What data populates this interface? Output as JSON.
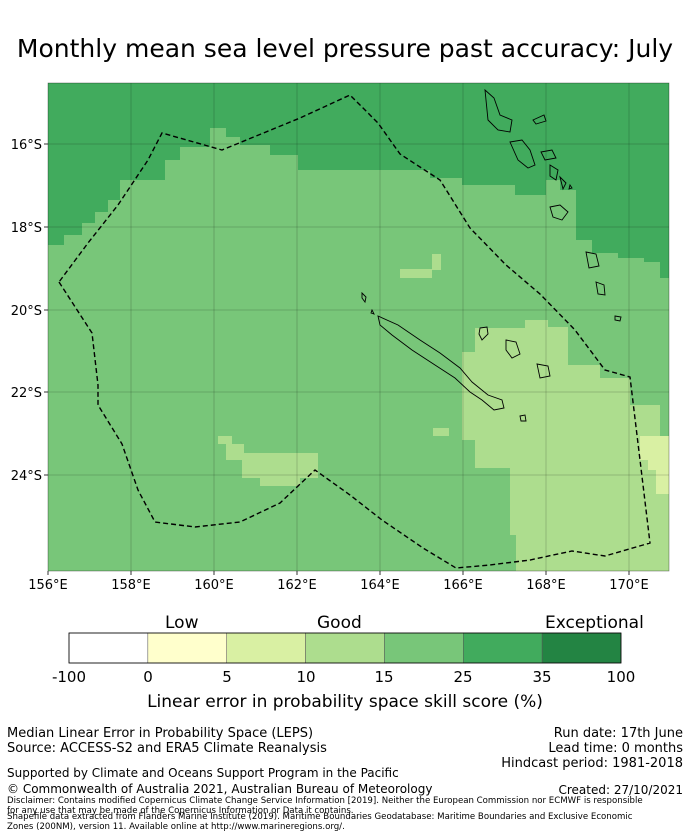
{
  "title": "Monthly mean sea level pressure past accuracy: July",
  "map": {
    "lon_range": [
      156.0,
      171.0
    ],
    "lat_range": [
      -26.3,
      -14.6
    ],
    "lon_ticks": [
      "156°E",
      "158°E",
      "160°E",
      "162°E",
      "164°E",
      "166°E",
      "168°E",
      "170°E"
    ],
    "lat_ticks": [
      "16°S",
      "18°S",
      "20°S",
      "22°S",
      "24°S"
    ],
    "gridlines": true,
    "region_outline": "dashed",
    "landmasses": [
      "New Caledonia",
      "Vanuatu"
    ]
  },
  "legend": {
    "band_labels": [
      "Low",
      "Good",
      "Exceptional"
    ],
    "ticks": [
      "-100",
      "0",
      "5",
      "10",
      "15",
      "25",
      "35",
      "100"
    ],
    "colors": [
      "#ffffff",
      "#ffffcc",
      "#d9f0a3",
      "#addd8e",
      "#78c679",
      "#41ab5d",
      "#238443"
    ],
    "label": "Linear error in probability space skill score (%)"
  },
  "info": {
    "metric": "Median Linear Error in Probability Space (LEPS)",
    "source": "Source: ACCESS-S2 and ERA5 Climate Reanalysis",
    "support": "Supported by Climate and Oceans Support Program in the Pacific",
    "copyright": "© Commonwealth of Australia 2021, Australian Bureau of Meteorology",
    "run_date": "Run date: 17th June",
    "lead_time": "Lead time: 0 months",
    "hindcast": "Hindcast period: 1981-2018",
    "created": "Created: 27/10/2021",
    "disclaimer": "Disclaimer: Contains modified Copernicus Climate Change Service Information [2019]. Neither the European Commission nor ECMWF is responsible for any use that may be made of the Copernicus Information or Data it contains.",
    "shapefile": "Shapefile data extracted from Flanders Marine Institute (2019). Maritime Boundaries Geodatabase: Maritime Boundaries and Exclusive Economic Zones (200NM), version 11. Available online at http://www.marineregions.org/."
  }
}
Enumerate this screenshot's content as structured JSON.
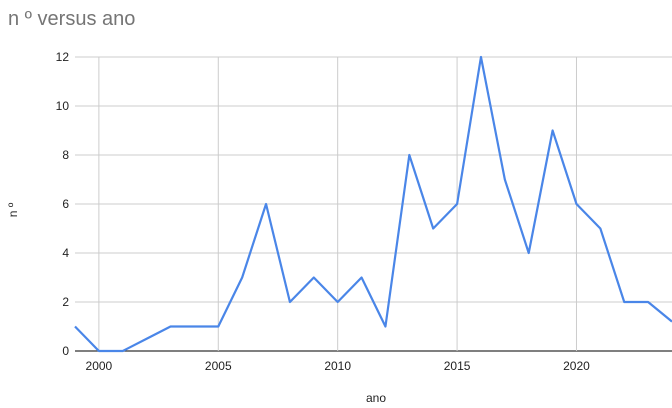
{
  "chart_data": {
    "type": "line",
    "title": "n º versus ano",
    "xlabel": "ano",
    "ylabel": "n º",
    "xlim": [
      1999,
      2024
    ],
    "ylim": [
      0,
      12
    ],
    "x_ticks": [
      2000,
      2005,
      2010,
      2015,
      2020
    ],
    "y_ticks": [
      0,
      2,
      4,
      6,
      8,
      10,
      12
    ],
    "grid": true,
    "legend": "none",
    "line_color": "#4a86e8",
    "series": [
      {
        "x": [
          1999,
          2000,
          2001,
          2002,
          2003,
          2004,
          2005,
          2006,
          2007,
          2008,
          2009,
          2010,
          2011,
          2012,
          2013,
          2014,
          2015,
          2016,
          2017,
          2018,
          2019,
          2020,
          2021,
          2022,
          2023,
          2024
        ],
        "values": [
          1,
          0,
          0,
          0.5,
          1,
          1,
          1,
          3,
          6,
          2,
          3,
          2,
          3,
          1,
          8,
          5,
          6,
          12,
          7,
          4,
          9,
          6,
          5,
          2,
          2,
          1.2
        ]
      }
    ]
  }
}
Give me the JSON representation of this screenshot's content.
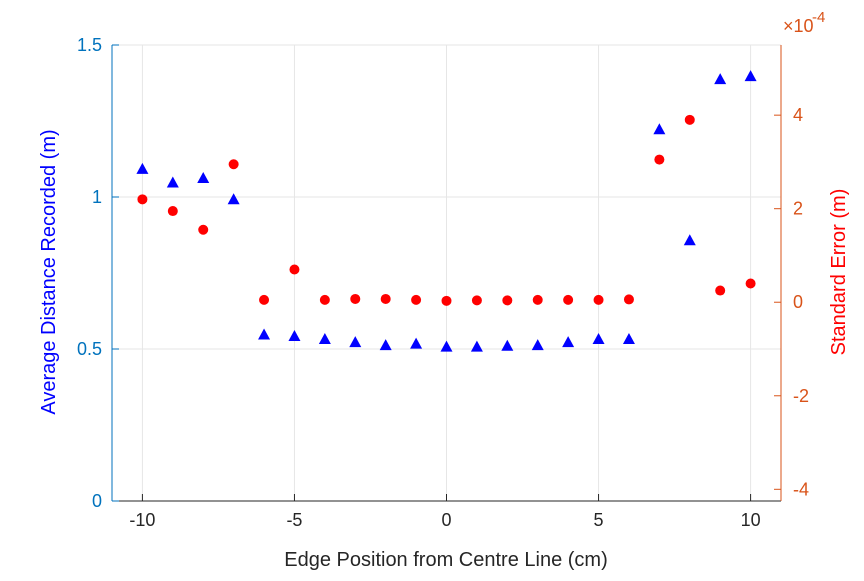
{
  "chart_data": {
    "type": "scatter",
    "xlabel": "Edge Position from Centre Line (cm)",
    "ylabel": "Average Distance Recorded (m)",
    "y2label": "Standard Error (m)",
    "y2_exponent_label": "×10",
    "y2_exponent_power": "-4",
    "xlim": [
      -11,
      11
    ],
    "ylim": [
      0,
      1.5
    ],
    "y2lim": [
      -4.25,
      5.5
    ],
    "x_ticks": [
      -10,
      -5,
      0,
      5,
      10
    ],
    "x_tick_labels": [
      "-10",
      "-5",
      "0",
      "5",
      "10"
    ],
    "y_ticks": [
      0,
      0.5,
      1,
      1.5
    ],
    "y_tick_labels": [
      "0",
      "0.5",
      "1",
      "1.5"
    ],
    "y2_ticks": [
      -4,
      -2,
      0,
      2,
      4
    ],
    "y2_tick_labels": [
      "-4",
      "-2",
      "0",
      "2",
      "4"
    ],
    "grid": true,
    "colors": {
      "left_axis": "#0072BD",
      "right_axis": "#D95319",
      "triangles": "#0000FF",
      "circles": "#FF0000",
      "grid": "#E6E6E6",
      "xaxis": "#262626"
    },
    "series": [
      {
        "axis": "left",
        "marker": "triangle",
        "x": [
          -10,
          -9,
          -8,
          -7,
          -6,
          -5,
          -4,
          -3,
          -2,
          -1,
          0,
          1,
          2,
          3,
          4,
          5,
          6,
          7,
          8,
          9,
          10
        ],
        "y": [
          1.09,
          1.045,
          1.06,
          0.99,
          0.545,
          0.54,
          0.53,
          0.52,
          0.51,
          0.515,
          0.505,
          0.505,
          0.508,
          0.51,
          0.52,
          0.53,
          0.53,
          1.22,
          0.855,
          1.385,
          1.395
        ]
      },
      {
        "axis": "right",
        "marker": "circle",
        "x": [
          -10,
          -9,
          -8,
          -7,
          -6,
          -5,
          -4,
          -3,
          -2,
          -1,
          0,
          1,
          2,
          3,
          4,
          5,
          6,
          7,
          8,
          9,
          10
        ],
        "y": [
          2.2,
          1.95,
          1.55,
          2.95,
          0.05,
          0.7,
          0.05,
          0.07,
          0.07,
          0.05,
          0.03,
          0.04,
          0.04,
          0.05,
          0.05,
          0.05,
          0.06,
          3.05,
          3.9,
          0.25,
          0.4
        ]
      }
    ]
  }
}
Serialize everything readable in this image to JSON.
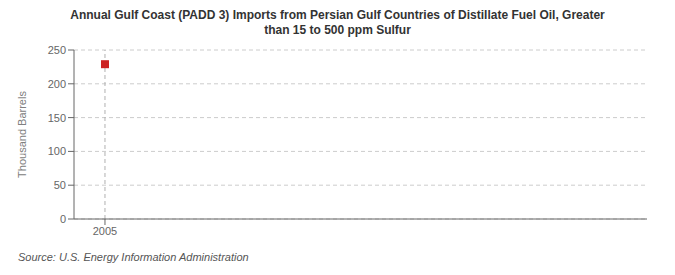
{
  "chart_data": {
    "type": "scatter",
    "title": "Annual Gulf Coast (PADD 3) Imports from Persian Gulf Countries of Distillate Fuel Oil, Greater\nthan 15 to 500 ppm Sulfur",
    "ylabel": "Thousand Barrels",
    "annotation": "Source: U.S. Energy Information Administration",
    "x": [
      2005
    ],
    "values": [
      229
    ],
    "color": "#cc2222",
    "marker": "square",
    "vlines": [
      2005
    ],
    "xlim": [
      2004.6,
      2012.0
    ],
    "xticks": [
      2005
    ],
    "ylim": [
      0,
      250
    ],
    "yticks": [
      0,
      50,
      100,
      150,
      200,
      250
    ],
    "grid": true
  }
}
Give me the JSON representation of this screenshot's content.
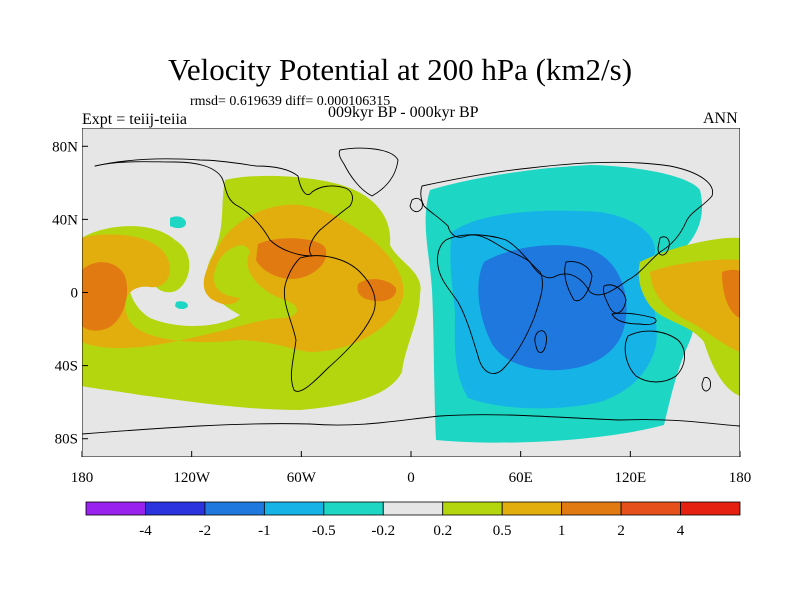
{
  "header": {
    "title": "Velocity Potential at 200 hPa (km2/s)",
    "stats": "rmsd= 0.619639 diff= 0.000106315",
    "expt": "Expt = teiij-teiia",
    "period": "009kyr BP - 000kyr BP",
    "season": "ANN"
  },
  "map": {
    "projection": "cylindrical-equidistant",
    "lon_range": [
      -180,
      180
    ],
    "lat_range": [
      -90,
      90
    ],
    "y_ticks": [
      {
        "label": "80N",
        "lat": 80
      },
      {
        "label": "40N",
        "lat": 40
      },
      {
        "label": "0",
        "lat": 0
      },
      {
        "label": "40S",
        "lat": -40
      },
      {
        "label": "80S",
        "lat": -80
      }
    ],
    "x_ticks": [
      {
        "label": "180",
        "lon": -180
      },
      {
        "label": "120W",
        "lon": -120
      },
      {
        "label": "60W",
        "lon": -60
      },
      {
        "label": "0",
        "lon": 0
      },
      {
        "label": "60E",
        "lon": 60
      },
      {
        "label": "120E",
        "lon": 120
      },
      {
        "label": "180",
        "lon": 180
      }
    ],
    "background_color": "#e6e6e6",
    "coastline_color": "#000000"
  },
  "colorbar": {
    "levels": [
      "-4",
      "-2",
      "-1",
      "-0.5",
      "-0.2",
      "0.2",
      "0.5",
      "1",
      "2",
      "4"
    ],
    "colors": [
      "#9a22ee",
      "#2a33dd",
      "#1e78dd",
      "#16b4e6",
      "#1ed6c4",
      "#e6e6e6",
      "#b4d60e",
      "#e2ae0e",
      "#e27a12",
      "#e6501a",
      "#e62010"
    ]
  }
}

_Written instruction_. Check all the records above and select each line where the string "from" is found.

_The response_.
    "shapefile": "Shapefile data extracted from Flanders Marine Institute (2019). Maritime Boundaries Geodatabase: Maritime Boundaries and Exclusive Economic Zones (200NM), version 11. Available online at http://www.marineregions.org/."
    "xlabel": "Edge Position from Centre Line (cm)",
    "title": "Annual Gulf Coast (PADD 3) Imports from Persian Gulf Countries of Distillate Fuel Oil, Greater\nthan 15 to 500 ppm Sulfur",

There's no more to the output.